======== Material provided ========
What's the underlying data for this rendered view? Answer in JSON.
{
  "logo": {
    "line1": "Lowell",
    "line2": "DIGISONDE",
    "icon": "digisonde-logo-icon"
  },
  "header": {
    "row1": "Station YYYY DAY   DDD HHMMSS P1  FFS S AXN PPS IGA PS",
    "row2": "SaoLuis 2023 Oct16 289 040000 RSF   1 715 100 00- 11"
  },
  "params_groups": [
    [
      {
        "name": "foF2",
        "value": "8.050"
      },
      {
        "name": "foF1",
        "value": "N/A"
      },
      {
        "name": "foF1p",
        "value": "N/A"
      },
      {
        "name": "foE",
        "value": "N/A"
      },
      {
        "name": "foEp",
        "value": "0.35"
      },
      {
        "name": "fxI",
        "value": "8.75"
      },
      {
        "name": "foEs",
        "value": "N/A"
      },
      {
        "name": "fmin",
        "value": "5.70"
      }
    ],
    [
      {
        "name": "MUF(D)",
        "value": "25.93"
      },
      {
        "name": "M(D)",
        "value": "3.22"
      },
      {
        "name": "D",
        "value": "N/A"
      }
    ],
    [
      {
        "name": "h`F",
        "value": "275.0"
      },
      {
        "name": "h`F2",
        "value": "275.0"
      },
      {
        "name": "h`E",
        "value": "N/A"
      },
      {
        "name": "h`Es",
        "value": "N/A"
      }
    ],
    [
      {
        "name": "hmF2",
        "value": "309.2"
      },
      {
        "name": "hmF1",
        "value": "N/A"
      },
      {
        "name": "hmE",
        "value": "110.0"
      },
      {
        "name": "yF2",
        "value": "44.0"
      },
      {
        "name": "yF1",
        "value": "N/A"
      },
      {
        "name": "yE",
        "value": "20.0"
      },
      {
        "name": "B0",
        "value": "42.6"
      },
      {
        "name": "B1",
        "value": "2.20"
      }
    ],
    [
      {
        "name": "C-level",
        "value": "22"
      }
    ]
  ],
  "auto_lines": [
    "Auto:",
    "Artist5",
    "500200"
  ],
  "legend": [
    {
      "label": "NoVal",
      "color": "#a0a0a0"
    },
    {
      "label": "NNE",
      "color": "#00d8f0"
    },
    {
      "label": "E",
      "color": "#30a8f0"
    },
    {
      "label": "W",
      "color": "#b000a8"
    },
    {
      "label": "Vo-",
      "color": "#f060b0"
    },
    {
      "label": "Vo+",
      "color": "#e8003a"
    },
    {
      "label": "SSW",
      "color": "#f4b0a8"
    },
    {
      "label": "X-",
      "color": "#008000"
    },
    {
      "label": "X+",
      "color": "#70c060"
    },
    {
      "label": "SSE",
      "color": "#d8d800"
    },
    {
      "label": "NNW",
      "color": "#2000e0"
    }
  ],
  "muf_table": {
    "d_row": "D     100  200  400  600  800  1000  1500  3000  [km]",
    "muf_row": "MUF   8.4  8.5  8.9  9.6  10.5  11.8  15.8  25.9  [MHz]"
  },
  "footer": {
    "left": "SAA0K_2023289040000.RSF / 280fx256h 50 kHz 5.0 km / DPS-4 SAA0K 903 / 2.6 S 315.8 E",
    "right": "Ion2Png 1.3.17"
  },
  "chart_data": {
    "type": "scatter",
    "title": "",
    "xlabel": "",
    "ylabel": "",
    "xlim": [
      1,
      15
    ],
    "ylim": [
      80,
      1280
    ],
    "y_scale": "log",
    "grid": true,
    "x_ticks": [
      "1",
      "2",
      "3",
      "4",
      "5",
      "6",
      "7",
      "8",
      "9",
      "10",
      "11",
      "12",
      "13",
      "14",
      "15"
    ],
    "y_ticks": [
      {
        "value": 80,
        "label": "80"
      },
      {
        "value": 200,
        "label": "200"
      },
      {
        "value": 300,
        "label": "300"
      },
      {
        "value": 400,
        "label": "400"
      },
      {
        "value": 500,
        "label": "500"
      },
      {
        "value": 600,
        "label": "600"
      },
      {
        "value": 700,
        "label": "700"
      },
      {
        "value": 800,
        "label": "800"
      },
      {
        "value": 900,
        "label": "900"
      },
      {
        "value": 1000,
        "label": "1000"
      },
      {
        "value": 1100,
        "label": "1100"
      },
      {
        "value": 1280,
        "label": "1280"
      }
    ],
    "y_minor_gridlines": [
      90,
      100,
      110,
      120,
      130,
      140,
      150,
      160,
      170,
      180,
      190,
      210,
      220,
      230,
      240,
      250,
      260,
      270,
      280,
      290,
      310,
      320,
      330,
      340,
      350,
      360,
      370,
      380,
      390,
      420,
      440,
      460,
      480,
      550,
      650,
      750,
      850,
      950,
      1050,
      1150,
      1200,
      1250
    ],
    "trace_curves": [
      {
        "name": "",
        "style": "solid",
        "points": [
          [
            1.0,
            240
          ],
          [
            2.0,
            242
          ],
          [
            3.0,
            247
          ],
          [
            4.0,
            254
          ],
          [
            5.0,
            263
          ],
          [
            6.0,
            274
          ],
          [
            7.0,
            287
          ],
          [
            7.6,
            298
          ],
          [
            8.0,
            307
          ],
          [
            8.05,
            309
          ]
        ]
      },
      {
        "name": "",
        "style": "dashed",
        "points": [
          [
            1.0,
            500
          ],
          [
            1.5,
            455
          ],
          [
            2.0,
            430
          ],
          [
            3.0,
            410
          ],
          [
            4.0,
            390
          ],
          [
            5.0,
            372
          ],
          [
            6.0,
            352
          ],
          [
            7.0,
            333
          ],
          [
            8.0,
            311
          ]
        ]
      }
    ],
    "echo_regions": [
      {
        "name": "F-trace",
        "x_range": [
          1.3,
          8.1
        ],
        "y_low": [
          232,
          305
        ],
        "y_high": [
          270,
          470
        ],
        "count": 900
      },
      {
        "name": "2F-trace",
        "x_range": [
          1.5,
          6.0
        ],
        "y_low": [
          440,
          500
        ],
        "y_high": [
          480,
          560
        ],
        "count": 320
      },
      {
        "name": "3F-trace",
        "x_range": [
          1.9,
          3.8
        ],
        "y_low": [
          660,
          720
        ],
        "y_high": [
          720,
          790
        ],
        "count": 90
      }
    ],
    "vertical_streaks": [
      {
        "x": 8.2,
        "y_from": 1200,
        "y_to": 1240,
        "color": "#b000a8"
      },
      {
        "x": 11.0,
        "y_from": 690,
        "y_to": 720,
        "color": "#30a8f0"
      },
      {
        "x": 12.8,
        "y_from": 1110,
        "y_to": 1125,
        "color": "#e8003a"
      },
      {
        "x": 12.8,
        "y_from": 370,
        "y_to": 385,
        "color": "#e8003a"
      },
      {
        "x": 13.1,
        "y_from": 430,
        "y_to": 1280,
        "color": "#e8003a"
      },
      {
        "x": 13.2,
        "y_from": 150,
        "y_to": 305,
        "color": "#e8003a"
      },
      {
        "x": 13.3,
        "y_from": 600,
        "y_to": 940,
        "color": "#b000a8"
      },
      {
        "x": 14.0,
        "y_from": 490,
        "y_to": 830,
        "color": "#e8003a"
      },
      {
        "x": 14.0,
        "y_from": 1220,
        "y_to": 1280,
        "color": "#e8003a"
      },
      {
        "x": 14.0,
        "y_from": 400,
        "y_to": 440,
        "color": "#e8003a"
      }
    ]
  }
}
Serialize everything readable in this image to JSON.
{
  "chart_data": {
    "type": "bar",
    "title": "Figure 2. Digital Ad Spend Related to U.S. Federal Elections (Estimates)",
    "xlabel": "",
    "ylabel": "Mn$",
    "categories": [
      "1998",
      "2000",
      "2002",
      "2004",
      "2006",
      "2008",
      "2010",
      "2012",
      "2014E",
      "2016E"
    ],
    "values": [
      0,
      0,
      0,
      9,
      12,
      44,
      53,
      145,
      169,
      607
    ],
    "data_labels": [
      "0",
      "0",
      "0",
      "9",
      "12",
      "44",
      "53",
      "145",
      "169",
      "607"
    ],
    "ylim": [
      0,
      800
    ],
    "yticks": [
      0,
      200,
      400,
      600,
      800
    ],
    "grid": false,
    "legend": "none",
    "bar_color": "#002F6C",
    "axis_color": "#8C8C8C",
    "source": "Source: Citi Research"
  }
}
========
■ What you should do
Extract every line from the one with "Serialize everything readable" down to the final line above, both included, exactly as written.

■ Exercise result
Serialize everything readable in this image to JSON.
{
  "chart_data": {
    "type": "bar",
    "title": "Figure 2. Digital Ad Spend Related to U.S. Federal Elections (Estimates)",
    "xlabel": "",
    "ylabel": "Mn$",
    "categories": [
      "1998",
      "2000",
      "2002",
      "2004",
      "2006",
      "2008",
      "2010",
      "2012",
      "2014E",
      "2016E"
    ],
    "values": [
      0,
      0,
      0,
      9,
      12,
      44,
      53,
      145,
      169,
      607
    ],
    "data_labels": [
      "0",
      "0",
      "0",
      "9",
      "12",
      "44",
      "53",
      "145",
      "169",
      "607"
    ],
    "ylim": [
      0,
      800
    ],
    "yticks": [
      0,
      200,
      400,
      600,
      800
    ],
    "grid": false,
    "legend": "none",
    "bar_color": "#002F6C",
    "axis_color": "#8C8C8C",
    "source": "Source: Citi Research"
  }
}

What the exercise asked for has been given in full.